THIS JOINT VENTURE AGREEMENT ("Agreement"), made and entered into as of this 5th
day of November 2021, by Mr and Mrs INVESTORS of legal age, married and currently
situated at #______________________ herein referred to as the First Party

and between

the group of Businessmen namely Mr Eric Soriano, of legal age, residing at


____________________, Mr Rodolfo Januarius T. Manipol, married and conzumidos with
an address located at # Unit H-126 One Oasis, Pasig City, Mr Julie G. Tejido of legal age,
single and currently residing at Unit 405, 1217 Legacy Residencies, #2 Jenny's Avenue,
Greenland Village, Rosario, Pasig City and Mr. Julius Navales married, presently living
at_____________________ . The above-mentioned persons collectively referred to as the
Second Party.

ARTICLE I GENERAL PROVISIONS

1.0 Business Purpose. The purpose of the Joint Venture shall be to fund, execute and
manage the e-sports and other related businesses but not limited to software
development, information systems and other future projects with respect to electronic
advancement in the digital market and online gaming industry.

Once these projects are under way both parties agree to seek out other mutually beneficial
projects in the Philippines and elsewhere globally. As opportunities are identified and
contracts entered into, they will be added as an addendum to this Joint Venture Agreement
and will be governed in accordance with this document.

2.0 Term of the Agreement. This Joint Venture agreement shall commence on the date
first above written and shall continue in existence until terminated, liquidated, or dissolved
by law or as hereinafter provided. However, both Parties have agreed that after years of
continuous operations, profit and losses shall be equally distributed to each member of this
Joint Venture Business with its sharing to be stipulated as follows:

2.1. First & Second Years of Operation

First Party- 70 percent (70%) share


Second Party- 30 percent (20%) share

2.2. Third Year of Operation

First Party- 50 percent (50%) share


Second Party- 50 percent (50%) share

2.3. Fourth Year Onwards of Operation

First Party- 20 percent (20%) share


Second Party- 80 percent (80%) share

It is the intention of the Parties to automatically extend this Joint Venture Agreement in term
each time a new project is identified and added to this Agreement by addendum for the
term required to complete that project. However, based on the parties initial proposals, it
contemplated that some or all of the projects will continue as long as they are viable and
ongoing service is required by the company/end user.
ARTICLE II GENERAL DEFINITIONS

The following comprise the general definitions of terms utilized in this Agreement:

1. Affiliate. An Affiliate of an entity is a person that, directly or indirectly through one or


more intermediaries, controls, is controlled by or is under common control of such entity.

2. Capital Contribution(s). The capital contribution to the Joint Venture actually made by
the Parties is defined as cash contributions in the form of shares of stocks. It is understood
the funding for this project will be continuously supported with the money and logistics
derived from the monthly proceeds of the E-Sports with the amount depending on the
needs/ growth of the said business. Both the first and Second Parties have agreed that an
initial amount Php7,4000.000.00 (Seven Million Four Hundred Thousand Pesos) will be
advanced as seed money for set up, testing and operate for the said E-sports online
gaming identified in 1.01. If the form of additional funding is a loan, it will be re-paid out of
proceeds of this venture and will be used exclusively for the purpose as outlined in 1.01.

━━━━━━━━━━━━━━━━

* _Short problem 1_:
Answer these questions using the joint venture agreement:
(a) On what date was the agreement made?
(b) What share does each party receive in the third year of operation?
(c) How are newly identified opportunities and contracts to be added to the agreement?
* _Short problem 2_:
According to the joint venture agreement, when is its term automatically extended, and for how long? Answer in one to three sentences.
The listing comes from a separate source, unrelated to the joint venture agreement.

* _Raw data_:
━━━━━━━━━━━━━━━━

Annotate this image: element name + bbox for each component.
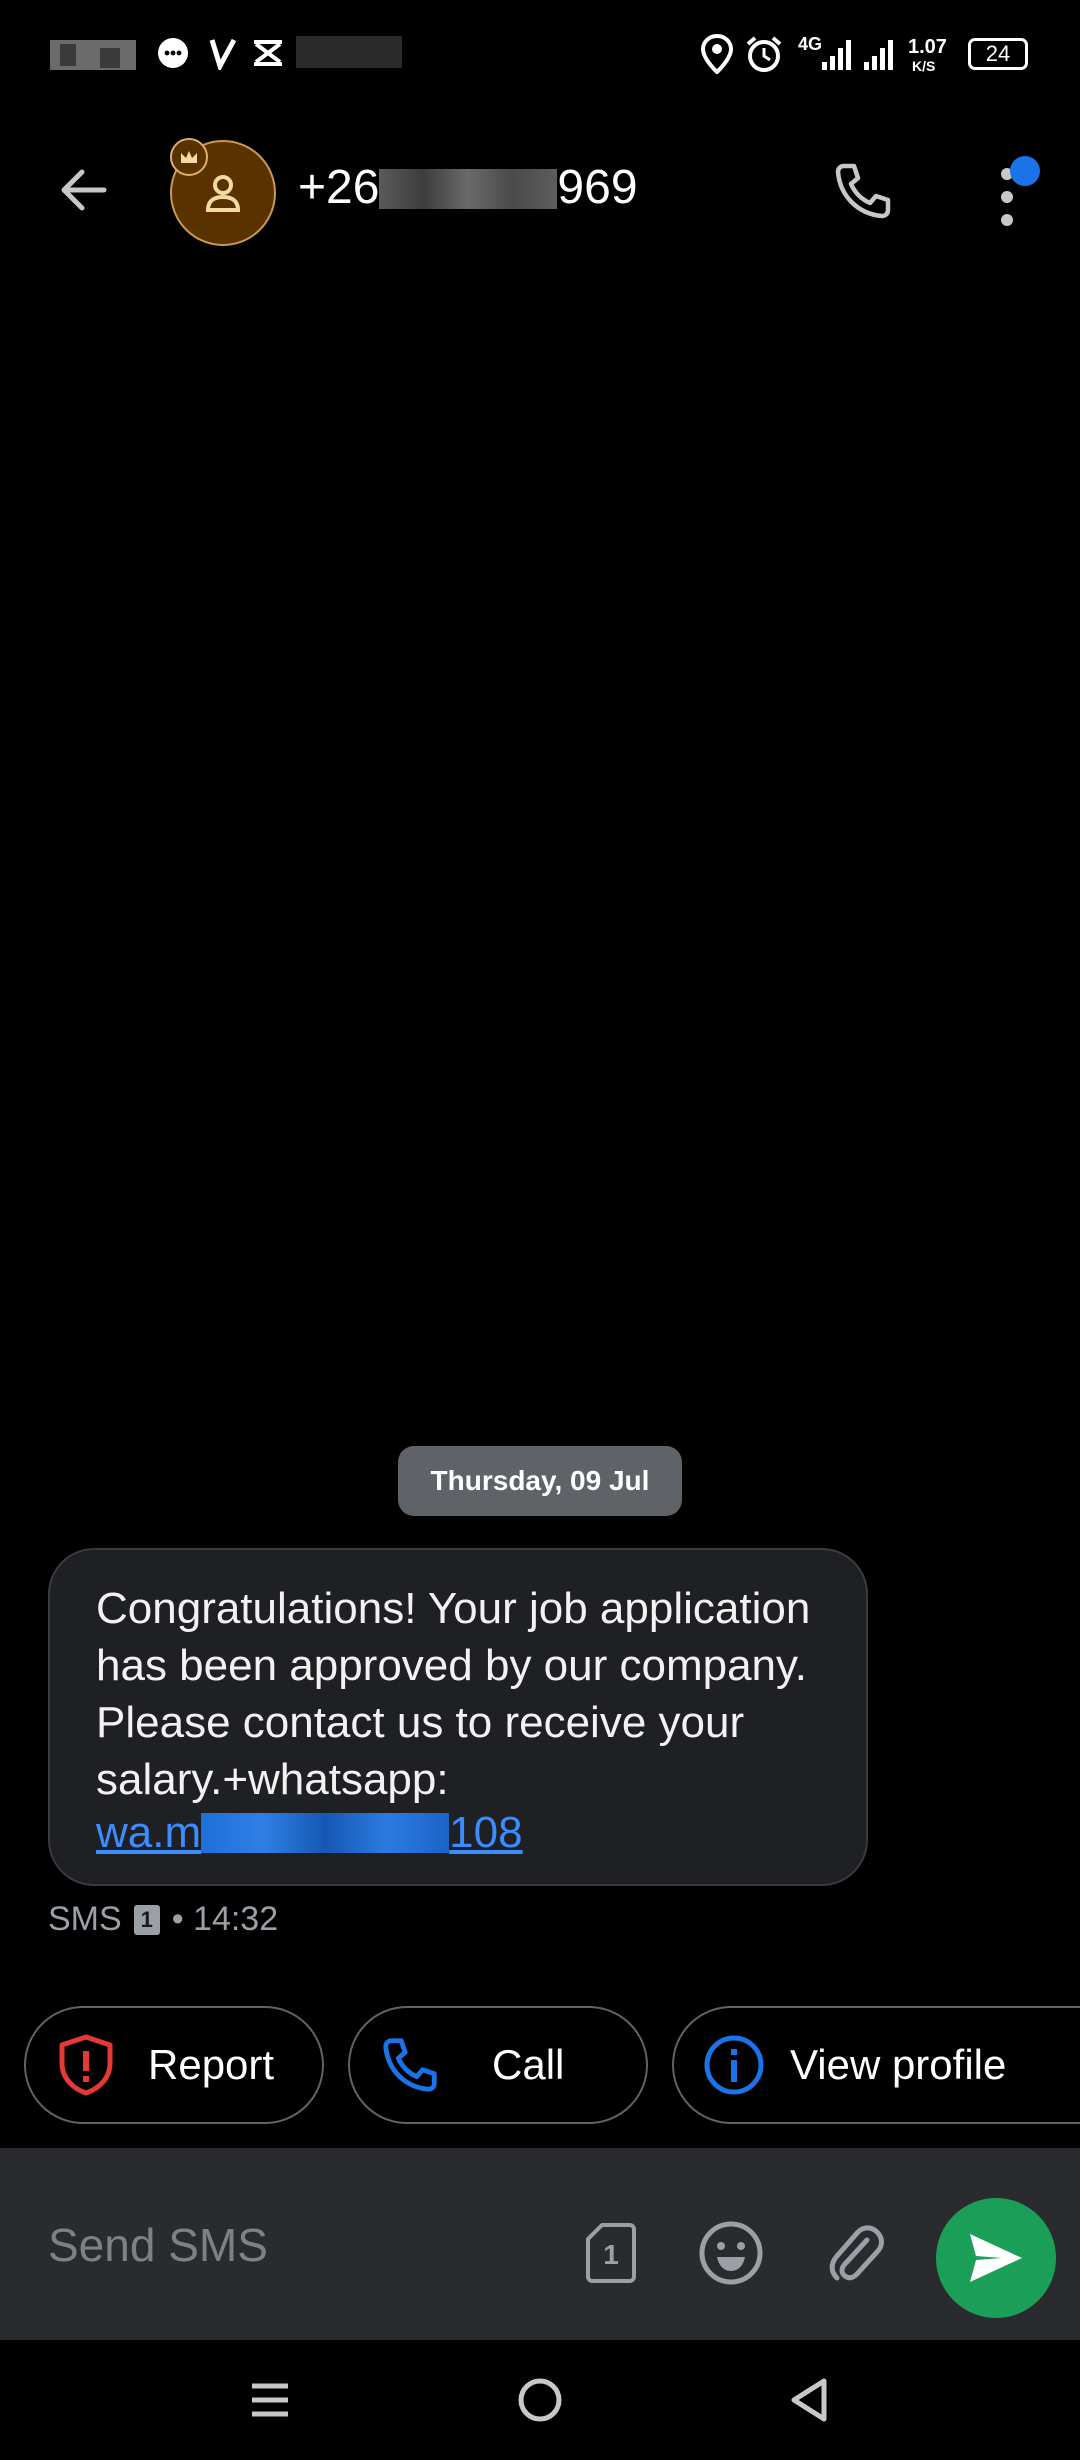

━━━━━━━━━━━━━━━━

* _Correct result 1_:
(a) The 5th day of November 2021.
(b) The First Party and the Second Party each receive a 50 percent share.
(c) They are added as an addendum to the agreement and are governed by it.

* _Correct result 2_:
The parties intend the agreement to be extended each time a new project is identified and added to it by addendum. Each extension lasts for the term required to complete that project.